### TASK DETAILS
Your task is to copy every record exactly.

Excerpt from a dataset

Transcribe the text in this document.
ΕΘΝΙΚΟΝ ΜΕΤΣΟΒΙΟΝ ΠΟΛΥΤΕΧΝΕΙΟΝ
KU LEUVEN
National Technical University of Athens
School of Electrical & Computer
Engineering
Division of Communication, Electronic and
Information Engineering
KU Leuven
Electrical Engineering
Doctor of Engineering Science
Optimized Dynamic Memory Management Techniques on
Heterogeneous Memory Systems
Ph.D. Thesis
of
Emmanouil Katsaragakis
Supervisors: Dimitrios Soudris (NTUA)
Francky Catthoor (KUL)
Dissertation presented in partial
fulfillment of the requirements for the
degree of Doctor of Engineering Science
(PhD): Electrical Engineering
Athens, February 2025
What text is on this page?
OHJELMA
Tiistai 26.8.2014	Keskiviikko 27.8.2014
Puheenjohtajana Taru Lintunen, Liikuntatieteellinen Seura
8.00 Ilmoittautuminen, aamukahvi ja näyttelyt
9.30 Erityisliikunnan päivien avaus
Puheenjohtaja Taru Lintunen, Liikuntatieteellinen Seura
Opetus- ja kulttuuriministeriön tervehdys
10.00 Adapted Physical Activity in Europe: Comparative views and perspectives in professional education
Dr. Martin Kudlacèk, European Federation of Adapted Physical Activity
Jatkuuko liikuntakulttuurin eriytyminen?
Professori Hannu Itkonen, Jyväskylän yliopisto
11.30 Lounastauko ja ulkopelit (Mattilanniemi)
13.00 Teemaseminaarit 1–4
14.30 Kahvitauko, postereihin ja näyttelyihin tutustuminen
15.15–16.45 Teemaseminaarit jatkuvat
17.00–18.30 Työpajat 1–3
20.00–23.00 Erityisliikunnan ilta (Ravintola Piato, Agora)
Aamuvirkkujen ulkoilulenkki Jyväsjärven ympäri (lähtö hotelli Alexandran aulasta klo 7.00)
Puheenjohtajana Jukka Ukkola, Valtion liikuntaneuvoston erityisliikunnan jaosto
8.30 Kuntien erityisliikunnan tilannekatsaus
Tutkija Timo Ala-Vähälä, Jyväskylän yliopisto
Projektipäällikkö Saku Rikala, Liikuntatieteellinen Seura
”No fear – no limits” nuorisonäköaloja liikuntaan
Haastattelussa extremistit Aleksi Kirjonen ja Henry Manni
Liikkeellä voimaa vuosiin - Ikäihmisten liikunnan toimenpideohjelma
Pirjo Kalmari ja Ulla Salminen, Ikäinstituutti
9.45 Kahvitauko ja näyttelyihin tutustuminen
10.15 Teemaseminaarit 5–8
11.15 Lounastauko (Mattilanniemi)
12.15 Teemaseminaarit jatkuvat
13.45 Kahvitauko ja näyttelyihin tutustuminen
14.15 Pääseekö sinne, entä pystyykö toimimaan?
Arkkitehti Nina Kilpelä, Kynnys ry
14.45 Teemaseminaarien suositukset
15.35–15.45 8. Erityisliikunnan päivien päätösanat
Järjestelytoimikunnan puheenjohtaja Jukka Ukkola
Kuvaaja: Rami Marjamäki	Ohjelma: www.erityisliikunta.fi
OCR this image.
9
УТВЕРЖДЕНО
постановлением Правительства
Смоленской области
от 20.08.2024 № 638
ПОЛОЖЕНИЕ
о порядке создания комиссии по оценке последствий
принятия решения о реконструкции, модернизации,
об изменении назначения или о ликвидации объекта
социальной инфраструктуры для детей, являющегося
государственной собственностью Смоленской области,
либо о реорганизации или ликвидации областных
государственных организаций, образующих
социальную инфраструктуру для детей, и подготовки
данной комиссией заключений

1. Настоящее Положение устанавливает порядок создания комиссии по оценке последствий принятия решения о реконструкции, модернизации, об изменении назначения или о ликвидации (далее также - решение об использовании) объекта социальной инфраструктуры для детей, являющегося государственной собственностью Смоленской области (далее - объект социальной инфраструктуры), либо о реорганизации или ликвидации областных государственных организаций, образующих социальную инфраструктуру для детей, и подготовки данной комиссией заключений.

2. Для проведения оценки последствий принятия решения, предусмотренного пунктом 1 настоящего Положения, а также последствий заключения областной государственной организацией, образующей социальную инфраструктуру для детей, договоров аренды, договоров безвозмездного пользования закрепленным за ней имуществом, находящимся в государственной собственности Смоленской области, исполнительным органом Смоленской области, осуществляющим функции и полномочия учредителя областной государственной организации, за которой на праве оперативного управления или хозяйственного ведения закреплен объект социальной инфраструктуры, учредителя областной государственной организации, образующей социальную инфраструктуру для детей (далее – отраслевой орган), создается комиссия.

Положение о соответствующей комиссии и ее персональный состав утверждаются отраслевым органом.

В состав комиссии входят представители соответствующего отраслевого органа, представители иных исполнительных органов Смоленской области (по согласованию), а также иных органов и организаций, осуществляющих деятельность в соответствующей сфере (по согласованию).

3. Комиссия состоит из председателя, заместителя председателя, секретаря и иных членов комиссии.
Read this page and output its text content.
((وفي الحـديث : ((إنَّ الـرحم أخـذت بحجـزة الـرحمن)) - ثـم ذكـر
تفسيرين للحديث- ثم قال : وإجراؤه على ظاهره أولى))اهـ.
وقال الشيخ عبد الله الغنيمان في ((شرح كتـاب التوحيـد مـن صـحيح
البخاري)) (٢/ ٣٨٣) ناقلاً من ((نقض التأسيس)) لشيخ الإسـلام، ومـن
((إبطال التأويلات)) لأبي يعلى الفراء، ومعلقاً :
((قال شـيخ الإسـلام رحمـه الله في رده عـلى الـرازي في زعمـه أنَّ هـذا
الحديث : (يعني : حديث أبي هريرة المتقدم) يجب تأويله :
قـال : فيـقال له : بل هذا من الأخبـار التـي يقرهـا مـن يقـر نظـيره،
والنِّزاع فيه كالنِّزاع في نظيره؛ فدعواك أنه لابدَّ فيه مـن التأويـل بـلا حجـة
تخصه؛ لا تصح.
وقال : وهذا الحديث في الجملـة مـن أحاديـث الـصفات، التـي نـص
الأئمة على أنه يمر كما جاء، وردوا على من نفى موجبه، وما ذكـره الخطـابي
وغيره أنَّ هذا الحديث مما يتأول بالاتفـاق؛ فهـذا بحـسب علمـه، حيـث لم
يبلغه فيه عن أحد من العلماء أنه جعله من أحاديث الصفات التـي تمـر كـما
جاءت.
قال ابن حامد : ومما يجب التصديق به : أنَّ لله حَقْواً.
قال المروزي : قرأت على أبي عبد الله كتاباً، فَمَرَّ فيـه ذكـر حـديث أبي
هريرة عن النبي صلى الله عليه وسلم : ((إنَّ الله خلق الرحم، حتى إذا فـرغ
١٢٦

### RESPONSE
Transcribe the text in this document.
ΕΘΝΙΚΟΝ ΜΕΤΣΟΒΙΟΝ ΠΟΛΥΤΕΧΝΕΙΟΝ
KU LEUVEN
National Technical University of Athens
School of Electrical & Computer
Engineering
Division of Communication, Electronic and
Information Engineering
KU Leuven
Electrical Engineering
Doctor of Engineering Science
Optimized Dynamic Memory Management Techniques on
Heterogeneous Memory Systems
Ph.D. Thesis
of
Emmanouil Katsaragakis
Supervisors: Dimitrios Soudris (NTUA)
Francky Catthoor (KUL)
Dissertation presented in partial
fulfillment of the requirements for the
degree of Doctor of Engineering Science
(PhD): Electrical Engineering
Athens, February 2025
What text is on this page?
OHJELMA
Tiistai 26.8.2014	Keskiviikko 27.8.2014
Puheenjohtajana Taru Lintunen, Liikuntatieteellinen Seura
8.00 Ilmoittautuminen, aamukahvi ja näyttelyt
9.30 Erityisliikunnan päivien avaus
Puheenjohtaja Taru Lintunen, Liikuntatieteellinen Seura
Opetus- ja kulttuuriministeriön tervehdys
10.00 Adapted Physical Activity in Europe: Comparative views and perspectives in professional education
Dr. Martin Kudlacèk, European Federation of Adapted Physical Activity
Jatkuuko liikuntakulttuurin eriytyminen?
Professori Hannu Itkonen, Jyväskylän yliopisto
11.30 Lounastauko ja ulkopelit (Mattilanniemi)
13.00 Teemaseminaarit 1–4
14.30 Kahvitauko, postereihin ja näyttelyihin tutustuminen
15.15–16.45 Teemaseminaarit jatkuvat
17.00–18.30 Työpajat 1–3
20.00–23.00 Erityisliikunnan ilta (Ravintola Piato, Agora)
Aamuvirkkujen ulkoilulenkki Jyväsjärven ympäri (lähtö hotelli Alexandran aulasta klo 7.00)
Puheenjohtajana Jukka Ukkola, Valtion liikuntaneuvoston erityisliikunnan jaosto
8.30 Kuntien erityisliikunnan tilannekatsaus
Tutkija Timo Ala-Vähälä, Jyväskylän yliopisto
Projektipäällikkö Saku Rikala, Liikuntatieteellinen Seura
”No fear – no limits” nuorisonäköaloja liikuntaan
Haastattelussa extremistit Aleksi Kirjonen ja Henry Manni
Liikkeellä voimaa vuosiin - Ikäihmisten liikunnan toimenpideohjelma
Pirjo Kalmari ja Ulla Salminen, Ikäinstituutti
9.45 Kahvitauko ja näyttelyihin tutustuminen
10.15 Teemaseminaarit 5–8
11.15 Lounastauko (Mattilanniemi)
12.15 Teemaseminaarit jatkuvat
13.45 Kahvitauko ja näyttelyihin tutustuminen
14.15 Pääseekö sinne, entä pystyykö toimimaan?
Arkkitehti Nina Kilpelä, Kynnys ry
14.45 Teemaseminaarien suositukset
15.35–15.45 8. Erityisliikunnan päivien päätösanat
Järjestelytoimikunnan puheenjohtaja Jukka Ukkola
Kuvaaja: Rami Marjamäki	Ohjelma: www.erityisliikunta.fi
OCR this image.
9
УТВЕРЖДЕНО
постановлением Правительства
Смоленской области
от 20.08.2024 № 638
ПОЛОЖЕНИЕ
о порядке создания комиссии по оценке последствий
принятия решения о реконструкции, модернизации,
об изменении назначения или о ликвидации объекта
социальной инфраструктуры для детей, являющегося
государственной собственностью Смоленской области,
либо о реорганизации или ликвидации областных
государственных организаций, образующих
социальную инфраструктуру для детей, и подготовки
данной комиссией заключений

1. Настоящее Положение устанавливает порядок создания комиссии по оценке последствий принятия решения о реконструкции, модернизации, об изменении назначения или о ликвидации (далее также - решение об использовании) объекта социальной инфраструктуры для детей, являющегося государственной собственностью Смоленской области (далее - объект социальной инфраструктуры), либо о реорганизации или ликвидации областных государственных организаций, образующих социальную инфраструктуру для детей, и подготовки данной комиссией заключений.

2. Для проведения оценки последствий принятия решения, предусмотренного пунктом 1 настоящего Положения, а также последствий заключения областной государственной организацией, образующей социальную инфраструктуру для детей, договоров аренды, договоров безвозмездного пользования закрепленным за ней имуществом, находящимся в государственной собственности Смоленской области, исполнительным органом Смоленской области, осуществляющим функции и полномочия учредителя областной государственной организации, за которой на праве оперативного управления или хозяйственного ведения закреплен объект социальной инфраструктуры, учредителя областной государственной организации, образующей социальную инфраструктуру для детей (далее – отраслевой орган), создается комиссия.

Положение о соответствующей комиссии и ее персональный состав утверждаются отраслевым органом.

В состав комиссии входят представители соответствующего отраслевого органа, представители иных исполнительных органов Смоленской области (по согласованию), а также иных органов и организаций, осуществляющих деятельность в соответствующей сфере (по согласованию).

3. Комиссия состоит из председателя, заместителя председателя, секретаря и иных членов комиссии.
Read this page and output its text content.
((وفي الحـديث : ((إنَّ الـرحم أخـذت بحجـزة الـرحمن)) - ثـم ذكـر
تفسيرين للحديث- ثم قال : وإجراؤه على ظاهره أولى))اهـ.
وقال الشيخ عبد الله الغنيمان في ((شرح كتـاب التوحيـد مـن صـحيح
البخاري)) (٢/ ٣٨٣) ناقلاً من ((نقض التأسيس)) لشيخ الإسـلام، ومـن
((إبطال التأويلات)) لأبي يعلى الفراء، ومعلقاً :
((قال شـيخ الإسـلام رحمـه الله في رده عـلى الـرازي في زعمـه أنَّ هـذا
الحديث : (يعني : حديث أبي هريرة المتقدم) يجب تأويله :
قـال : فيـقال له : بل هذا من الأخبـار التـي يقرهـا مـن يقـر نظـيره،
والنِّزاع فيه كالنِّزاع في نظيره؛ فدعواك أنه لابدَّ فيه مـن التأويـل بـلا حجـة
تخصه؛ لا تصح.
وقال : وهذا الحديث في الجملـة مـن أحاديـث الـصفات، التـي نـص
الأئمة على أنه يمر كما جاء، وردوا على من نفى موجبه، وما ذكـره الخطـابي
وغيره أنَّ هذا الحديث مما يتأول بالاتفـاق؛ فهـذا بحـسب علمـه، حيـث لم
يبلغه فيه عن أحد من العلماء أنه جعله من أحاديث الصفات التـي تمـر كـما
جاءت.
قال ابن حامد : ومما يجب التصديق به : أنَّ لله حَقْواً.
قال المروزي : قرأت على أبي عبد الله كتاباً، فَمَرَّ فيـه ذكـر حـديث أبي
هريرة عن النبي صلى الله عليه وسلم : ((إنَّ الله خلق الرحم، حتى إذا فـرغ
١٢٦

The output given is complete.